[START]

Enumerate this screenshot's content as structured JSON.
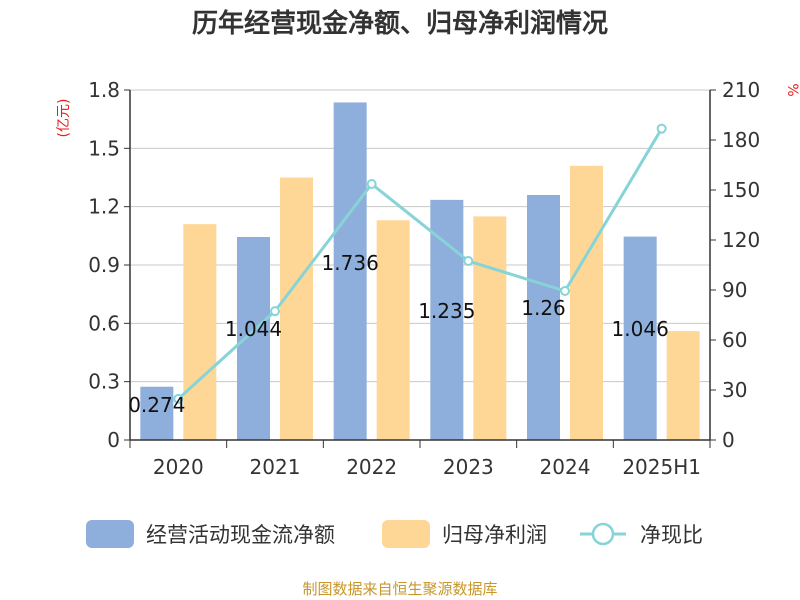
{
  "chart_data": {
    "type": "bar",
    "title": "历年经营现金净额、归母净利润情况",
    "categories": [
      "2020",
      "2021",
      "2022",
      "2023",
      "2024",
      "2025H1"
    ],
    "left_axis": {
      "unit": "(亿元)",
      "ylim": [
        0,
        1.8
      ],
      "ticks": [
        "0",
        "0.3",
        "0.6",
        "0.9",
        "1.2",
        "1.5",
        "1.8"
      ]
    },
    "right_axis": {
      "unit": "%",
      "ylim": [
        0,
        210
      ],
      "ticks": [
        "0",
        "30",
        "60",
        "90",
        "120",
        "150",
        "180",
        "210"
      ]
    },
    "grid": true,
    "legend_position": "bottom",
    "series": [
      {
        "name": "经营活动现金流净额",
        "type": "bar",
        "axis": "left",
        "color": "#8eaedb",
        "values": [
          0.274,
          1.044,
          1.736,
          1.235,
          1.26,
          1.046
        ],
        "labels": [
          "0.274",
          "1.044",
          "1.736",
          "1.235",
          "1.26",
          "1.046"
        ]
      },
      {
        "name": "归母净利润",
        "type": "bar",
        "axis": "left",
        "color": "#fed797",
        "values": [
          1.11,
          1.35,
          1.13,
          1.15,
          1.41,
          0.56
        ]
      },
      {
        "name": "净现比",
        "type": "line",
        "axis": "right",
        "color": "#86d4d8",
        "values": [
          24.7,
          77.3,
          153.6,
          107.4,
          89.4,
          186.8
        ]
      }
    ],
    "source": "制图数据来自恒生聚源数据库"
  }
}
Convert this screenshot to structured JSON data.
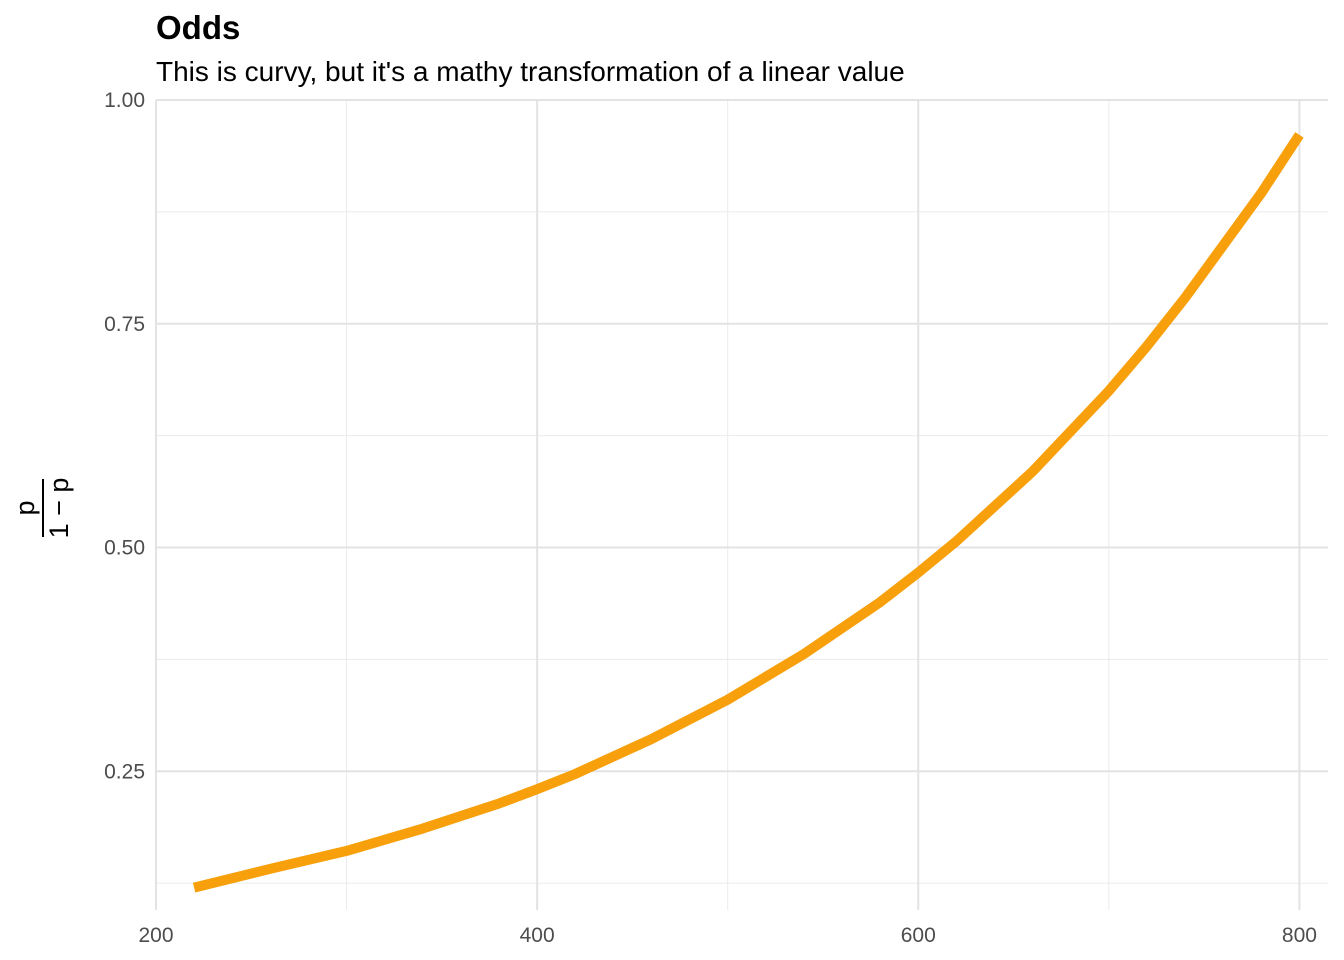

[END]

## Problem statement
Write out the entries above verbatim; the pictures do not belong in your copy.

## Solution
Enumerate this screenshot's content as structured JSON.
{
  "chart_data": {
    "type": "bar",
    "title": "历年经营现金净额、归母净利润情况",
    "categories": [
      "2020",
      "2021",
      "2022",
      "2023",
      "2024",
      "2025H1"
    ],
    "left_axis": {
      "unit": "(亿元)",
      "ylim": [
        0,
        1.8
      ],
      "ticks": [
        "0",
        "0.3",
        "0.6",
        "0.9",
        "1.2",
        "1.5",
        "1.8"
      ]
    },
    "right_axis": {
      "unit": "%",
      "ylim": [
        0,
        210
      ],
      "ticks": [
        "0",
        "30",
        "60",
        "90",
        "120",
        "150",
        "180",
        "210"
      ]
    },
    "grid": true,
    "legend_position": "bottom",
    "series": [
      {
        "name": "经营活动现金流净额",
        "type": "bar",
        "axis": "left",
        "color": "#8eaedb",
        "values": [
          0.274,
          1.044,
          1.736,
          1.235,
          1.26,
          1.046
        ],
        "labels": [
          "0.274",
          "1.044",
          "1.736",
          "1.235",
          "1.26",
          "1.046"
        ]
      },
      {
        "name": "归母净利润",
        "type": "bar",
        "axis": "left",
        "color": "#fed797",
        "values": [
          1.11,
          1.35,
          1.13,
          1.15,
          1.41,
          0.56
        ]
      },
      {
        "name": "净现比",
        "type": "line",
        "axis": "right",
        "color": "#86d4d8",
        "values": [
          24.7,
          77.3,
          153.6,
          107.4,
          89.4,
          186.8
        ]
      }
    ],
    "source": "制图数据来自恒生聚源数据库"
  }
}
Convert this screenshot to structured JSON data.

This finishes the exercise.